» **Set exercise**:
Repeat each line of the data, swapping every "gridline" for "guideline" and keeping everything else the same. Leave the pictures out.
#### Listing
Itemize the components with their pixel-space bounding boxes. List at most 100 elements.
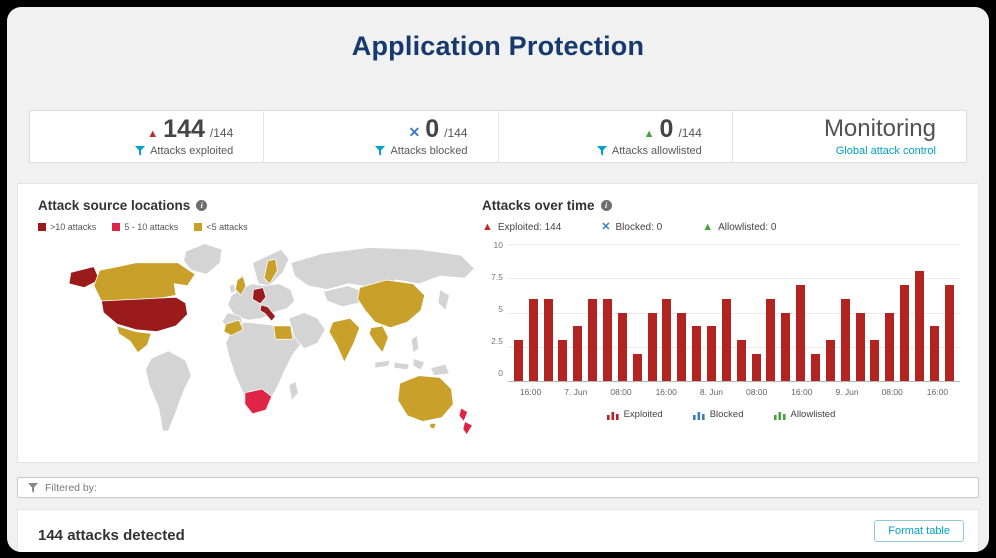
map-germany[interactable] [252,287,267,305]
gridline [508,312,960,314]
map-india[interactable] [328,317,360,363]
bar[interactable] [617,312,627,381]
filter-bar[interactable]: Filtered by: [17,477,979,498]
stat-label: Attacks blocked [390,144,468,157]
bar[interactable] [766,298,776,381]
map-southeast-asia[interactable] [368,325,389,354]
monitoring-mode-label: Monitoring [823,114,936,142]
dashboard: Application Protection ▲ 144 /144 Attack… [7,7,989,552]
y-axis: 10 7.5 5 2.5 0 [482,240,508,378]
x-tick: 08:00 [745,387,768,397]
warning-triangle-icon: ▲ [482,221,493,233]
map-alaska[interactable] [68,266,100,289]
bar[interactable] [677,312,687,381]
attacks-over-time-panel: Attacks over time i ▲ Exploited: 144 ✕ Blo… [474,184,978,462]
chart-title: Attacks over time [482,198,595,213]
chart-legend-bottom: Exploited Blocked Allowlisted [482,409,960,420]
bar[interactable] [796,285,806,381]
map-africa [225,321,301,411]
info-icon[interactable]: i [196,200,208,211]
map-new-guinea [429,363,450,376]
bar[interactable] [781,312,791,381]
mini-bars-icon [692,411,705,420]
legend-toggle-allowlisted[interactable]: Allowlisted [773,409,835,420]
x-tick: 9. Jun [835,387,859,397]
map-australia[interactable] [397,375,454,422]
stat-attacks-blocked[interactable]: ✕ 0 /144 Attacks blocked [264,111,499,162]
legend-swatch-low [194,223,203,231]
bar[interactable] [558,339,568,381]
attacks-table-card: 144 attacks detected Format table Public… [17,509,979,552]
stat-total: /144 [209,125,234,140]
bars [508,244,960,381]
filter-funnel-icon [596,145,607,156]
gridline [508,244,960,245]
map-sweden[interactable] [263,258,278,285]
stat-label: Attacks allowlisted [611,144,702,157]
bar[interactable] [721,298,731,381]
stat-attacks-exploited[interactable]: ▲ 144 /144 Attacks exploited [30,111,265,162]
y-tick: 7.5 [491,272,503,282]
map-philippines [410,335,420,354]
bar[interactable] [662,298,672,381]
bar[interactable] [825,339,835,381]
bar[interactable] [855,312,865,381]
plot-area [508,244,960,382]
map-uk[interactable] [234,275,247,296]
bar[interactable] [573,326,583,381]
y-tick: 2.5 [491,336,503,346]
info-icon[interactable]: i [600,200,612,211]
filter-funnel-icon [135,145,146,156]
map-tasmania[interactable] [429,423,437,430]
bar[interactable] [929,326,939,381]
bar[interactable] [870,339,880,381]
stat-value: 0 [425,114,440,143]
stat-attacks-allowlisted[interactable]: ▲ 0 /144 Attacks allowlisted [499,111,733,162]
bar[interactable] [840,298,850,381]
stat-total: /144 [444,125,468,140]
x-tick: 08:00 [881,387,903,397]
bar[interactable] [900,285,910,381]
filter-funnel-icon [375,145,386,156]
map-south-africa[interactable] [244,388,273,415]
map-new-zealand[interactable] [458,407,473,436]
bar[interactable] [692,326,702,381]
legend-toggle-exploited[interactable]: Exploited [606,409,663,420]
bar[interactable] [603,298,613,381]
map-mexico[interactable] [116,325,152,354]
bar[interactable] [915,271,925,381]
bar[interactable] [513,339,523,381]
x-tick: 7. Jun [564,387,588,397]
map-italy[interactable] [259,304,276,322]
legend-label: Allowlisted: 0 [718,222,777,233]
bar[interactable] [543,298,553,381]
bar[interactable] [751,353,761,381]
map-legend: >10 attacks 5 - 10 attacks <5 attacks [38,222,470,232]
map-russia [290,247,475,290]
bar[interactable] [647,312,657,381]
map-china[interactable] [357,279,426,329]
world-map [68,243,475,436]
attacks-detected-heading: 144 attacks detected [38,527,185,544]
format-table-button[interactable]: Format table [874,520,964,542]
bar[interactable] [736,339,746,381]
y-tick: 10 [493,240,503,250]
stat-total: /144 [678,125,702,140]
bar[interactable] [528,298,538,381]
legend-toggle-blocked[interactable]: Blocked [692,409,744,420]
bar[interactable] [707,326,717,381]
bar[interactable] [944,285,954,381]
map-morocco[interactable] [223,319,244,336]
bar[interactable] [632,353,642,381]
bar[interactable] [811,353,821,381]
bar[interactable] [588,298,598,381]
x-tick: 8. Jun [699,387,723,397]
filter-label: Filtered by: [45,481,97,494]
global-attack-control-link[interactable]: Global attack control [835,145,936,158]
map-egypt[interactable] [273,325,294,340]
stat-monitoring-mode: Monitoring Global attack control [733,111,966,162]
map-usa[interactable] [101,296,188,332]
bar[interactable] [885,312,895,381]
blocked-x-icon: ✕ [601,221,611,233]
map-canada[interactable] [93,262,196,302]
########
» **Response to the exercise**:
Itemize the components with their pixel-space bounding boxes. List at most 100 elements.
map-germany[interactable] [252,287,267,305]
guideline [508,312,960,314]
map-india[interactable] [328,317,360,363]
bar[interactable] [617,312,627,381]
filter-bar[interactable]: Filtered by: [17,477,979,498]
stat-label: Attacks blocked [390,144,468,157]
bar[interactable] [766,298,776,381]
map-southeast-asia[interactable] [368,325,389,354]
monitoring-mode-label: Monitoring [823,114,936,142]
dashboard: Application Protection ▲ 144 /144 Attack… [7,7,989,552]
y-axis: 10 7.5 5 2.5 0 [482,240,508,378]
x-tick: 08:00 [745,387,768,397]
warning-triangle-icon: ▲ [482,221,493,233]
map-alaska[interactable] [68,266,100,289]
bar[interactable] [677,312,687,381]
attacks-over-time-panel: Attacks over time i ▲ Exploited: 144 ✕ Blo… [474,184,978,462]
chart-title: Attacks over time [482,198,595,213]
chart-legend-bottom: Exploited Blocked Allowlisted [482,409,960,420]
bar[interactable] [796,285,806,381]
map-africa [225,321,301,411]
info-icon[interactable]: i [196,200,208,211]
map-new-guinea [429,363,450,376]
bar[interactable] [781,312,791,381]
mini-bars-icon [692,411,705,420]
legend-toggle-allowlisted[interactable]: Allowlisted [773,409,835,420]
x-tick: 9. Jun [835,387,859,397]
map-australia[interactable] [397,375,454,422]
stat-attacks-blocked[interactable]: ✕ 0 /144 Attacks blocked [264,111,499,162]
legend-swatch-low [194,223,203,231]
bar[interactable] [558,339,568,381]
attacks-table-card: 144 attacks detected Format table Public… [17,509,979,552]
stat-total: /144 [209,125,234,140]
bars [508,244,960,381]
filter-funnel-icon [596,145,607,156]
guideline [508,244,960,245]
map-sweden[interactable] [263,258,278,285]
stat-label: Attacks allowlisted [611,144,702,157]
bar[interactable] [721,298,731,381]
stat-attacks-exploited[interactable]: ▲ 144 /144 Attacks exploited [30,111,265,162]
y-tick: 7.5 [491,272,503,282]
map-philippines [410,335,420,354]
bar[interactable] [662,298,672,381]
bar[interactable] [825,339,835,381]
bar[interactable] [855,312,865,381]
plot-area [508,244,960,382]
map-uk[interactable] [234,275,247,296]
bar[interactable] [573,326,583,381]
y-tick: 2.5 [491,336,503,346]
info-icon[interactable]: i [600,200,612,211]
filter-funnel-icon [135,145,146,156]
map-tasmania[interactable] [429,423,437,430]
bar[interactable] [929,326,939,381]
bar[interactable] [870,339,880,381]
stat-value: 0 [425,114,440,143]
stat-attacks-allowlisted[interactable]: ▲ 0 /144 Attacks allowlisted [499,111,733,162]
bar[interactable] [840,298,850,381]
stat-total: /144 [444,125,468,140]
x-tick: 08:00 [881,387,903,397]
bar[interactable] [900,285,910,381]
filter-funnel-icon [375,145,386,156]
map-south-africa[interactable] [244,388,273,415]
map-new-zealand[interactable] [458,407,473,436]
bar[interactable] [692,326,702,381]
legend-toggle-exploited[interactable]: Exploited [606,409,663,420]
bar[interactable] [603,298,613,381]
map-mexico[interactable] [116,325,152,354]
bar[interactable] [915,271,925,381]
bar[interactable] [513,339,523,381]
x-tick: 7. Jun [564,387,588,397]
map-italy[interactable] [259,304,276,322]
legend-label: Allowlisted: 0 [718,222,777,233]
bar[interactable] [543,298,553,381]
bar[interactable] [751,353,761,381]
map-legend: >10 attacks 5 - 10 attacks <5 attacks [38,222,470,232]
map-russia [290,247,475,290]
bar[interactable] [647,312,657,381]
map-china[interactable] [357,279,426,329]
world-map [68,243,475,436]
attacks-detected-heading: 144 attacks detected [38,527,185,544]
format-table-button[interactable]: Format table [874,520,964,542]
bar[interactable] [736,339,746,381]
y-tick: 10 [493,240,503,250]
stat-total: /144 [678,125,702,140]
bar[interactable] [528,298,538,381]
legend-toggle-blocked[interactable]: Blocked [692,409,744,420]
bar[interactable] [707,326,717,381]
bar[interactable] [944,285,954,381]
map-morocco[interactable] [223,319,244,336]
bar[interactable] [632,353,642,381]
bar[interactable] [811,353,821,381]
bar[interactable] [588,298,598,381]
x-tick: 8. Jun [699,387,723,397]
filter-label: Filtered by: [45,481,97,494]
global-attack-control-link[interactable]: Global attack control [835,145,936,158]
map-egypt[interactable] [273,325,294,340]
stat-monitoring-mode: Monitoring Global attack control [733,111,966,162]
map-usa[interactable] [101,296,188,332]
bar[interactable] [885,312,895,381]
blocked-x-icon: ✕ [601,221,611,233]
map-canada[interactable] [93,262,196,302]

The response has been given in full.